## YOUR TASKS
**a.** Using the text on Aruba at the OTI Festival 1991, mark each statement yes or no and quote the words from the text that decide it: (i) "Mi buena amiga" was performed in position 21 in the semi-final. (ii) Trio Huazteca qualified for the final. (iii) Trio Huazteca had earlier represented the Netherlands Antilles in 1978.
**b.** According to the text on Aruba at the OTI Festival 1991, why did TeleAruba hold a national final? Answer in one to three sentences.
**c.** Print the part of the text on Aruba at the OTI Festival 1991 that begins at the words "Aruba was represented" and ends after the words "Antilles in 1978.".
Segment Start: PASSAGE TO READ
- Participating broadcaster: TeleAruba
- Country: Aruba
- Selection process: Aruban OTI Festival
- Selection date: 3 November 1991

Competing entry
- Song: "Mi buena amiga"
- Artist: Trio Huazteca
- Songwriter: Etty Toppenberg [pap]

Placement
- Semi-final result: Failed to qualify

Participation chronology
| ◄1989 • | 1991 |  |

= Aruba in the OTI Festival 1991 =

Aruba was represented at the OTI Festival 1991 with the song "Mi buena amiga", written by Etty Toppenberg, and performed by Trio Huazteca, composed of Etty Toppenberg, Eric Escalona, and Max Hassell. The Aruban participating broadcaster, TeleAruba, selected its entry through a national final. The song, that was performed in position 21 in the semi-final, did not qualify for the final. Trio Huazteca had already represented the Netherlands Antilles in 1978.

== National stage ==
TeleAruba held a national final to select its entry for the 20th edition of the OTI Festival.
Segment End: PASSAGE TO READ
Segment Start: RECORDS SUPPLIED
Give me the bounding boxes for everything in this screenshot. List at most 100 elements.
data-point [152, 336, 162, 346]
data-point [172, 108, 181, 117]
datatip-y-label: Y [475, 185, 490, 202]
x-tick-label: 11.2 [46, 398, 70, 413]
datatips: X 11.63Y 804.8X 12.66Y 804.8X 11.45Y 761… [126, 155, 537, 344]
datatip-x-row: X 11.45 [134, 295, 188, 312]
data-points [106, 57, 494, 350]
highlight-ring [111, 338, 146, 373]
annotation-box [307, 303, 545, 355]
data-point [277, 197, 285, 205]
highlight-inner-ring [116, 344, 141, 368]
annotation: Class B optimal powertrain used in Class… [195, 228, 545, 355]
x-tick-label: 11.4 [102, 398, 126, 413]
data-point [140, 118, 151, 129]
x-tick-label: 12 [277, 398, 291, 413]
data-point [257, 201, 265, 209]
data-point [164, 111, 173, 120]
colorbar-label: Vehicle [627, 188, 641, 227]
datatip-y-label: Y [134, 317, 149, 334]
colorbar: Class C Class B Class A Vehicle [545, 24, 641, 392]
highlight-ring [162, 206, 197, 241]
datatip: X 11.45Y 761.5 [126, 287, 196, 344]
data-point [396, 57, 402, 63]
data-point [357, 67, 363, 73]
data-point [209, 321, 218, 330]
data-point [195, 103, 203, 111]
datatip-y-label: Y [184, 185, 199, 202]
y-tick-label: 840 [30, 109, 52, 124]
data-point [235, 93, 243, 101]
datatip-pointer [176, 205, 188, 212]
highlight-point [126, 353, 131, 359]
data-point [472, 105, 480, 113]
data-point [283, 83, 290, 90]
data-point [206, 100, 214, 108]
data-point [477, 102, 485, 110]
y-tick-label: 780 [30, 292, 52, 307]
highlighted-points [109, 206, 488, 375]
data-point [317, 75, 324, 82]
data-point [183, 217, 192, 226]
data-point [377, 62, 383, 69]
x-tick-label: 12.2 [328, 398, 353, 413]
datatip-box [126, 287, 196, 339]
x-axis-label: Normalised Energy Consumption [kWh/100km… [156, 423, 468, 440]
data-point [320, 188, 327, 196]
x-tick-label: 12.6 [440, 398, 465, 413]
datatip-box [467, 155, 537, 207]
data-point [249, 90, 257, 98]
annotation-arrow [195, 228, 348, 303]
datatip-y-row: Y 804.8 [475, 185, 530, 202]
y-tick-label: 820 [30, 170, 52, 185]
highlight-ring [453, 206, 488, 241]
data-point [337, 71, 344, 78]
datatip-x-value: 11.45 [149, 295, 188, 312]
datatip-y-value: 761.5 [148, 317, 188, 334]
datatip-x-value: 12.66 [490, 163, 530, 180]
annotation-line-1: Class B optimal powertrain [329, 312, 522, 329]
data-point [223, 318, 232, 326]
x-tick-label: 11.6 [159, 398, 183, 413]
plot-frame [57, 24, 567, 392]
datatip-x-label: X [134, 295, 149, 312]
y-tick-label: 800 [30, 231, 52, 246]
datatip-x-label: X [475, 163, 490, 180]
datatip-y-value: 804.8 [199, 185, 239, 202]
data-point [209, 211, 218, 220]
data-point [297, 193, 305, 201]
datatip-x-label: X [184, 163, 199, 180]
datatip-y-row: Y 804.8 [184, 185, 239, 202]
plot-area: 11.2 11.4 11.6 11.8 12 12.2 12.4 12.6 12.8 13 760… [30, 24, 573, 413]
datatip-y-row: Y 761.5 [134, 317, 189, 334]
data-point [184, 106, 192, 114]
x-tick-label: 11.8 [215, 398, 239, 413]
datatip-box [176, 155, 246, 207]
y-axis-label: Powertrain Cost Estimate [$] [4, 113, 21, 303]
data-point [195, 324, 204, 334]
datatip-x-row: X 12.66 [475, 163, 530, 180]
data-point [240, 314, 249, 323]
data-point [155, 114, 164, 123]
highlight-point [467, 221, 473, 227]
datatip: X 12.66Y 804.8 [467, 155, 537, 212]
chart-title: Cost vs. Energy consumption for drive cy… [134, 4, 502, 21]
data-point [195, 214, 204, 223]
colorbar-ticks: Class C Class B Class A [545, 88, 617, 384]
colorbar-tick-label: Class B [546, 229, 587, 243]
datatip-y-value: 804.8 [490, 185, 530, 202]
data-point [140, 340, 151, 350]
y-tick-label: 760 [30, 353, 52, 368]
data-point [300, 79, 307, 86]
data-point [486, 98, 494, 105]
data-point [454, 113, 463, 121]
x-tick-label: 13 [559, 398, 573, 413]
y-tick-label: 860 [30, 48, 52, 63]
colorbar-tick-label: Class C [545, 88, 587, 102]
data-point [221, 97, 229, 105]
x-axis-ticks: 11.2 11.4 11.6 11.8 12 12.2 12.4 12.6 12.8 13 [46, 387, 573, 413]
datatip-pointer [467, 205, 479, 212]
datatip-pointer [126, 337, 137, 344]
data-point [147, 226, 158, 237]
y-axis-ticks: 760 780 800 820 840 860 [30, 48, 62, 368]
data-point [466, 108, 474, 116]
Segment End: RECORDS SUPPLIED
## EXPECTED RESPONSES
**a.**
(i) Yes: "The song, that was performed in position 21 in the semi-final"
(ii) No: "did not qualify for the final"
(iii) Yes: "Trio Huazteca had already represented the Netherlands Antilles in 1978."

**b.** TeleAruba held the national final to select its entry for the 20th edition of the OTI Festival. That final produced "Mi buena amiga," performed by Trio Huazteca.

**c.**
Aruba was represented at the OTI Festival 1991 with the song "Mi buena amiga", written by Etty Toppenberg, and performed by Trio Huazteca, composed of Etty Toppenberg, Eric Escalona, and Max Hassell. The Aruban participating broadcaster, TeleAruba, selected its entry through a national final. The song, that was performed in position 21 in the semi-final, did not qualify for the final. Trio Huazteca had already represented the Netherlands Antilles in 1978.